[Task] Copy out every line in the entries below that includes "triangle".

Data entries:
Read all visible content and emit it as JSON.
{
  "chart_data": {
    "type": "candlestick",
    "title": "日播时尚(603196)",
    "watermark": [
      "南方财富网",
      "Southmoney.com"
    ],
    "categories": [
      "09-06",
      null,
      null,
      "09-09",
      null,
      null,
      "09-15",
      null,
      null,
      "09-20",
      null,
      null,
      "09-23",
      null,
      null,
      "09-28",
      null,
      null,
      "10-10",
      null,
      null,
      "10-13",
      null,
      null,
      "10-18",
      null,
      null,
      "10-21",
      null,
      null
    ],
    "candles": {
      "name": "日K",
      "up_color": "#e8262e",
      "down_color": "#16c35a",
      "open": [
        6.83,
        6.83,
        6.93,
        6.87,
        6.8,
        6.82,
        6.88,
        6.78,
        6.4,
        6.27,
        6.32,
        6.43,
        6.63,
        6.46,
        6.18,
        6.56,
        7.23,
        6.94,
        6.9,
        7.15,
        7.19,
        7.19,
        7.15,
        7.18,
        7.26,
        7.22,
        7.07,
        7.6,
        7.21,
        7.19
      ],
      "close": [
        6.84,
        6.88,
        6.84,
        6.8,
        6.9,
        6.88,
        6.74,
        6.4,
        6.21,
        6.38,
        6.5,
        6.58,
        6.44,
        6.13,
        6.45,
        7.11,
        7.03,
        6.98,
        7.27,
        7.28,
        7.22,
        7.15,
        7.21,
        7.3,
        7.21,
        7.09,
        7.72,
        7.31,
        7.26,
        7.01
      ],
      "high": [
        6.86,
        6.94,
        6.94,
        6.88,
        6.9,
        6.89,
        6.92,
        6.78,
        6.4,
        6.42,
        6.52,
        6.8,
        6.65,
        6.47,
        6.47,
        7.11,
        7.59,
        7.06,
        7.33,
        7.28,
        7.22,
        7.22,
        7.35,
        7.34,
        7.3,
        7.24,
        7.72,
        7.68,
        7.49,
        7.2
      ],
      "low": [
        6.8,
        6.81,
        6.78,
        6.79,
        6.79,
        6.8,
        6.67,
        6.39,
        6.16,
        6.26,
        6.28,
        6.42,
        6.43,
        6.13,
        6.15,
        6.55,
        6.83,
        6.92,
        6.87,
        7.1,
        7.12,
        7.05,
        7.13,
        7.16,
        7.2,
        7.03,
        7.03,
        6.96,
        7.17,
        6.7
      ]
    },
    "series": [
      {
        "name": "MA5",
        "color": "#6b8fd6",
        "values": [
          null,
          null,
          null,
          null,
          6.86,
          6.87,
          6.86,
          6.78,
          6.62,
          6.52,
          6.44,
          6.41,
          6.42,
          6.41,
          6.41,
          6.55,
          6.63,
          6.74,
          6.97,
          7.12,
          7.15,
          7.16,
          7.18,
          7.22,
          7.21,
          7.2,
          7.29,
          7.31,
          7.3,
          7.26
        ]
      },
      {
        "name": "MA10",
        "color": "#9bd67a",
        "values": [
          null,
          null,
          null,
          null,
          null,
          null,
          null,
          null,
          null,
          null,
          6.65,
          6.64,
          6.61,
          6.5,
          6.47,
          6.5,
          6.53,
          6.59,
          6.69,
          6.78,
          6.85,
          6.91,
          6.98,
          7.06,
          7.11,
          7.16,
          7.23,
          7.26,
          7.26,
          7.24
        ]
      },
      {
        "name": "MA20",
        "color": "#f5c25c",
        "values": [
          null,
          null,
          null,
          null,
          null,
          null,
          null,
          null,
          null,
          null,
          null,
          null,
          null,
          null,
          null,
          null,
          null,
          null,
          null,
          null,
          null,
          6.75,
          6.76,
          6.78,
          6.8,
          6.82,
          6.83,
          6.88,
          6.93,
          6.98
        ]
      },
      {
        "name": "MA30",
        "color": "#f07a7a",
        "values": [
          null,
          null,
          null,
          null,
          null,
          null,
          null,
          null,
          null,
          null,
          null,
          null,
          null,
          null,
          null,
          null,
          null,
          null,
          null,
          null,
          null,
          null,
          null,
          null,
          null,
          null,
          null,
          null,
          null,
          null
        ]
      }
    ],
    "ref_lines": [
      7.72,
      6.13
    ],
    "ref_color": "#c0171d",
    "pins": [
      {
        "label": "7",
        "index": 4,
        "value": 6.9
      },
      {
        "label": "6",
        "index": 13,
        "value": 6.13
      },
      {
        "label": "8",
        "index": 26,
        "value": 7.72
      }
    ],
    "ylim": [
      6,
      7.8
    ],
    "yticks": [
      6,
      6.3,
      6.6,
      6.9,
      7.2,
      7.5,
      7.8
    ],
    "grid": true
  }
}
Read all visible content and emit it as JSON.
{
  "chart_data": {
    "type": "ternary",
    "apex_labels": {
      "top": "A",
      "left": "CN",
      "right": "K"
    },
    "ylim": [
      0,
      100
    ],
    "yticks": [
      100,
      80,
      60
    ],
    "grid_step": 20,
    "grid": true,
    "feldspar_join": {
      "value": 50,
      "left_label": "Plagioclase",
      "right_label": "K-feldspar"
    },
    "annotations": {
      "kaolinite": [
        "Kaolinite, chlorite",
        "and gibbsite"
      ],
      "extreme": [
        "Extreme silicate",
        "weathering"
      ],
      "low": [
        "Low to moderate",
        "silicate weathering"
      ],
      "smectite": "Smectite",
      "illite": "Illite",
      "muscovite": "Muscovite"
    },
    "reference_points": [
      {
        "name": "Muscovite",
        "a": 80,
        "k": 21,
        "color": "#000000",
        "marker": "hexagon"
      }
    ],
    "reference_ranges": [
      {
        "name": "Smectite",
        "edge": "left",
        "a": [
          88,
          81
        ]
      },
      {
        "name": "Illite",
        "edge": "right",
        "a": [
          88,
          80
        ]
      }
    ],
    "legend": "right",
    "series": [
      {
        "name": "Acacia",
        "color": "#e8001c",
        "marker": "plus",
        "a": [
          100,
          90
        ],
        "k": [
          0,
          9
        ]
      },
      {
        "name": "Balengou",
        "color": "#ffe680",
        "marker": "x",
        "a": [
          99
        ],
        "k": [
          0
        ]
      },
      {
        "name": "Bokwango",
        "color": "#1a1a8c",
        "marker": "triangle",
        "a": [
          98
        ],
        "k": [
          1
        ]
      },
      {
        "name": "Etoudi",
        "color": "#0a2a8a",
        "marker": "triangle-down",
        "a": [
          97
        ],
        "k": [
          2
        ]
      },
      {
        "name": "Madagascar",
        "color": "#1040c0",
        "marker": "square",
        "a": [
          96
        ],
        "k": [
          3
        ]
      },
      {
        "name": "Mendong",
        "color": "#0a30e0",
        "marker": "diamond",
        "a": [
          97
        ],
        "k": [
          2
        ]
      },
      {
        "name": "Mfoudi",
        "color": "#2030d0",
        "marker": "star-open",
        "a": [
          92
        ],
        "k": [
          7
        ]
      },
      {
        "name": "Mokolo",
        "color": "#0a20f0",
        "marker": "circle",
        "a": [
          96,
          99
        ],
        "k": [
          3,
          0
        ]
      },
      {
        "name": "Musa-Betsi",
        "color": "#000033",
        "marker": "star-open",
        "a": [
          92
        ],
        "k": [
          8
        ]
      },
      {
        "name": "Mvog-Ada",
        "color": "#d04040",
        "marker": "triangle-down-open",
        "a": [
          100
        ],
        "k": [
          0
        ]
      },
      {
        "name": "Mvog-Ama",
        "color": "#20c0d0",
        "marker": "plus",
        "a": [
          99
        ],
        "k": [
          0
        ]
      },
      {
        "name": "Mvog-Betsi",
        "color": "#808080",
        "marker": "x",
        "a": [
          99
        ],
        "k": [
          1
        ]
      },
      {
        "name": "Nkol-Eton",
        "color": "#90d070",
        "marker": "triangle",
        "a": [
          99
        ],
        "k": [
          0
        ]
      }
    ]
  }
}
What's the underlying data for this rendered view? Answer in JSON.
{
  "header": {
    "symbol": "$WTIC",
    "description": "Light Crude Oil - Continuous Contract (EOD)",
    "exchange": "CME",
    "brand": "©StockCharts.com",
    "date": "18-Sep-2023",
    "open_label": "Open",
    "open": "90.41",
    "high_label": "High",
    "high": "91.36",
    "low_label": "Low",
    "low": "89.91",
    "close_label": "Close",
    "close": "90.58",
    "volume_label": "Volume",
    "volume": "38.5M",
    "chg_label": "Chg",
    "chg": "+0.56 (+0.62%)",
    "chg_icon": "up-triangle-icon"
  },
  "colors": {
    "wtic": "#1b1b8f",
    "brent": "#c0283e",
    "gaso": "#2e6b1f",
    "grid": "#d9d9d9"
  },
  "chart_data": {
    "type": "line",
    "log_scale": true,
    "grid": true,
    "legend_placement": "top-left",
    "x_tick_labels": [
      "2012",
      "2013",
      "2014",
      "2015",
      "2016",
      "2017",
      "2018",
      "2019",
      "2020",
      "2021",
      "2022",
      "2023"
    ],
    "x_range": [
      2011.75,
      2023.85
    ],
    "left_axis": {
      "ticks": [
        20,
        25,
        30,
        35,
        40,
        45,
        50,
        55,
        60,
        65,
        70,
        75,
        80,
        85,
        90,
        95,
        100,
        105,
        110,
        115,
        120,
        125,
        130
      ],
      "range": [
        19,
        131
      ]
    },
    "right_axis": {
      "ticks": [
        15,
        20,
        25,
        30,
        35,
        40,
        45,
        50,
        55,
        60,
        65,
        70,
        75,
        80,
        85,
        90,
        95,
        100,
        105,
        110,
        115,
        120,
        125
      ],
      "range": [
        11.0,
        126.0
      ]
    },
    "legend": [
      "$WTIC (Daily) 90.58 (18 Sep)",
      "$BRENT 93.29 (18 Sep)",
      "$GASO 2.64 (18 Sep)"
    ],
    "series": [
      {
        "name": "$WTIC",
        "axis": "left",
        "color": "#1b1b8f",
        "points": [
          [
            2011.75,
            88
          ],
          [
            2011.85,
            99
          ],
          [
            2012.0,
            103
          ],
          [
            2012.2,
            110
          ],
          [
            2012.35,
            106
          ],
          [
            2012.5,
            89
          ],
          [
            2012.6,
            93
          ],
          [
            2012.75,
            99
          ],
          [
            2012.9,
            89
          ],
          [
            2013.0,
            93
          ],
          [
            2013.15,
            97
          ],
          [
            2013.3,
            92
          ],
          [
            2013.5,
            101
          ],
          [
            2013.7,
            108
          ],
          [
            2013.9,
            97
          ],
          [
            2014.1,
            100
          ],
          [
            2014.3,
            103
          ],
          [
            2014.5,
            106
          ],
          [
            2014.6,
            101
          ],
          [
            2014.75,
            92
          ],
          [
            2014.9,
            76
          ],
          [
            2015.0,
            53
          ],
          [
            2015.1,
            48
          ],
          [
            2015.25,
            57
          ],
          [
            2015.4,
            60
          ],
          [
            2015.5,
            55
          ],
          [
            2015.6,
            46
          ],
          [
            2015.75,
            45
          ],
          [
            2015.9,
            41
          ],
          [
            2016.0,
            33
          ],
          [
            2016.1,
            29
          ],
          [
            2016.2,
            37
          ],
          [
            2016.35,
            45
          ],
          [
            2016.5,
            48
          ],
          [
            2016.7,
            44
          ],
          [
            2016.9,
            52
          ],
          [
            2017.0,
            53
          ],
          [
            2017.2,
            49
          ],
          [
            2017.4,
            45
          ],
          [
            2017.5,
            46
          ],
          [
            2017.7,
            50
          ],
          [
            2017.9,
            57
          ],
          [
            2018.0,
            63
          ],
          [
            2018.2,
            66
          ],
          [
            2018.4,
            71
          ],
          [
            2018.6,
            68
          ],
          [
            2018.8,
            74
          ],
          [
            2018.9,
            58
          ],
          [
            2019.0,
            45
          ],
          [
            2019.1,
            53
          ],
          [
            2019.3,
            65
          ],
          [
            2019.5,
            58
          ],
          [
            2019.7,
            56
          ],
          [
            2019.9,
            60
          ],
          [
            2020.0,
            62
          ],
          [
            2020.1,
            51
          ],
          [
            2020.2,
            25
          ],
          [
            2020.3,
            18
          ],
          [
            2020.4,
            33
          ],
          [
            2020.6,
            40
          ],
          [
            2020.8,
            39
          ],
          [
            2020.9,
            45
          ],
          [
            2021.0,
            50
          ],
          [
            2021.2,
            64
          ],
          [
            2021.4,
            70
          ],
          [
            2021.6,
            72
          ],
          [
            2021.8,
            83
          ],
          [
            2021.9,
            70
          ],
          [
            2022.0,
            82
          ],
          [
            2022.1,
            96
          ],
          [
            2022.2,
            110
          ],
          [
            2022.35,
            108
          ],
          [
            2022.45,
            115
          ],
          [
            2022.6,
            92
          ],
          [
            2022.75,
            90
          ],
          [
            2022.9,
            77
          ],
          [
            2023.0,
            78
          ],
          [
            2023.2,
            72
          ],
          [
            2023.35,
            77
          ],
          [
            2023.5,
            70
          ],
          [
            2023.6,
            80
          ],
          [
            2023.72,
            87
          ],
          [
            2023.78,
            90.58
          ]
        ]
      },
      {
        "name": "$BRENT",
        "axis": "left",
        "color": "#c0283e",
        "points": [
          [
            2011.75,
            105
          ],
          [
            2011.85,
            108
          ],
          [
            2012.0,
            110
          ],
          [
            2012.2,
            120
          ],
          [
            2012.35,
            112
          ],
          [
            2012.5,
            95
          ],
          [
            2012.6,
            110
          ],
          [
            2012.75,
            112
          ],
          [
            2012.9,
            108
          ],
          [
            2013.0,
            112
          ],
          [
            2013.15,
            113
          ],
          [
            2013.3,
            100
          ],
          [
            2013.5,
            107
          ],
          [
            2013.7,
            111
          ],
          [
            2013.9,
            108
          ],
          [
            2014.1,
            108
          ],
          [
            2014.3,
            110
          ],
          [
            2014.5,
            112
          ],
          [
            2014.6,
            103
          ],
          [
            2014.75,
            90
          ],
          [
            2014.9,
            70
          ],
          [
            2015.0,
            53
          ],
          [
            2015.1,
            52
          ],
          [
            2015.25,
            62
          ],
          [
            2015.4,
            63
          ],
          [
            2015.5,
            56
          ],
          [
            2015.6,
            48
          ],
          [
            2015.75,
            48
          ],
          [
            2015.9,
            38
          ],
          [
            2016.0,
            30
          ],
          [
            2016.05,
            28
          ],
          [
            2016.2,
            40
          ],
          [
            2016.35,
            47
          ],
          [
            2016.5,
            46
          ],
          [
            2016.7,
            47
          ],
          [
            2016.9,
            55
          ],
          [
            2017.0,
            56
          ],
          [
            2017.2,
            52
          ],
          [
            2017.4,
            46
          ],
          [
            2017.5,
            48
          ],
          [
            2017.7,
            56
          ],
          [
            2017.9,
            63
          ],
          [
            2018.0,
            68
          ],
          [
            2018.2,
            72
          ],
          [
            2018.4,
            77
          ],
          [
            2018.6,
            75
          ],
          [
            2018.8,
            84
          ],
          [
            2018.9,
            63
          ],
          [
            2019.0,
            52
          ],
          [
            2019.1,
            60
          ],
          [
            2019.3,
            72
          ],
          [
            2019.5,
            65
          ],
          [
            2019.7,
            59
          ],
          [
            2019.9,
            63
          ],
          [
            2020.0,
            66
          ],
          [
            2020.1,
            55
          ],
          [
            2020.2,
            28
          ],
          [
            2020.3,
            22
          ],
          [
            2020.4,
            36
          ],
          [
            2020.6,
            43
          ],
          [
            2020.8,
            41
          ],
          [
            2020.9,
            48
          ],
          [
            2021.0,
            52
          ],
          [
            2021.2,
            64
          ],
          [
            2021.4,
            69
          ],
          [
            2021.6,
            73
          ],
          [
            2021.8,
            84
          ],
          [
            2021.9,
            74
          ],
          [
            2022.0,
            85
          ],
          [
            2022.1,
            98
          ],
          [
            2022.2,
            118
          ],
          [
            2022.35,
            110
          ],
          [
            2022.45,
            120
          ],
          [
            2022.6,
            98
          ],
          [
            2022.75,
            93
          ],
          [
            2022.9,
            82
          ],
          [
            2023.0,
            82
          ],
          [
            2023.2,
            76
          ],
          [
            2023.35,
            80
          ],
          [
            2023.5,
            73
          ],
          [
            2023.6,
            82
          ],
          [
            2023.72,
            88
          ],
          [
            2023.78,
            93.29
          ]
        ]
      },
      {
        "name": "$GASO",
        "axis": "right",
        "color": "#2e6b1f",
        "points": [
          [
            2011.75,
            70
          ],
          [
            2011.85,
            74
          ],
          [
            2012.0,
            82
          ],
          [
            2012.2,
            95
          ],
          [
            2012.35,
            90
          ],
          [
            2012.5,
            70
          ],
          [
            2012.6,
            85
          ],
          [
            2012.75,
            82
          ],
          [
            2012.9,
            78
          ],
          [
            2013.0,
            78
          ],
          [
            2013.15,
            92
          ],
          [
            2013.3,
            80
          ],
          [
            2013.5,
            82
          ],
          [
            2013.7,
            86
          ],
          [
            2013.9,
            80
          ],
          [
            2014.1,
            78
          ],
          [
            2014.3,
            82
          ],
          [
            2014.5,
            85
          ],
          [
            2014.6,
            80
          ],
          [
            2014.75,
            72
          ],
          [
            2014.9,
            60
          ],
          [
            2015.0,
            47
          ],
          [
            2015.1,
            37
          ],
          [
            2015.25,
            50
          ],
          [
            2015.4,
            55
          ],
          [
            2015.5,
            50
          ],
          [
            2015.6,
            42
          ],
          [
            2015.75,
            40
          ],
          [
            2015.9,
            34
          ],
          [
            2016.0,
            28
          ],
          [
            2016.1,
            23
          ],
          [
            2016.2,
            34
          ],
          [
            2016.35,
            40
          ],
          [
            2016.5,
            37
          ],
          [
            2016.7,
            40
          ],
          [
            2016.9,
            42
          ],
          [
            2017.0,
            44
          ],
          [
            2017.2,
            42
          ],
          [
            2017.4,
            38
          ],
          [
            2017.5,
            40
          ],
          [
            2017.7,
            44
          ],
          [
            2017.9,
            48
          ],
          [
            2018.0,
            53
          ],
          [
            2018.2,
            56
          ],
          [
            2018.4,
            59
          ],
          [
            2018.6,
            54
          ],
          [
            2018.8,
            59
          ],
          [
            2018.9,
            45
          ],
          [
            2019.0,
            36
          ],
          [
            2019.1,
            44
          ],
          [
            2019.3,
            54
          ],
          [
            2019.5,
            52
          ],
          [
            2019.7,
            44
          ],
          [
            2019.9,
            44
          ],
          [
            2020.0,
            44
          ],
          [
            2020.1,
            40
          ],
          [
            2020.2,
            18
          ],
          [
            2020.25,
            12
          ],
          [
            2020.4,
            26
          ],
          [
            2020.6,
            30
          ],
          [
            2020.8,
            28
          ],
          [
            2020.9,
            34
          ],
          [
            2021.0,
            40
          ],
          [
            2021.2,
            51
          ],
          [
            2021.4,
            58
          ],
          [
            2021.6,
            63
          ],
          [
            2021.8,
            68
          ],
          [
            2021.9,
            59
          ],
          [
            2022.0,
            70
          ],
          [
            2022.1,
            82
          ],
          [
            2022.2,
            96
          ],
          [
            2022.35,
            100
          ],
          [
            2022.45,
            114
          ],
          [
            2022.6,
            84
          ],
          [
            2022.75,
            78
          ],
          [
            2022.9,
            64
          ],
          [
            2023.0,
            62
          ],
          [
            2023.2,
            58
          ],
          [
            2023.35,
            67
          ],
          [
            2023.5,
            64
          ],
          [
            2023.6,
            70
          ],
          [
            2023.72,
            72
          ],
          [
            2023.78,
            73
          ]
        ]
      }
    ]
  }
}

[Reply]
        "marker": "triangle",
        "marker": "triangle-down",
        "marker": "triangle-down-open",
        "marker": "triangle",
    "chg_icon": "up-triangle-icon"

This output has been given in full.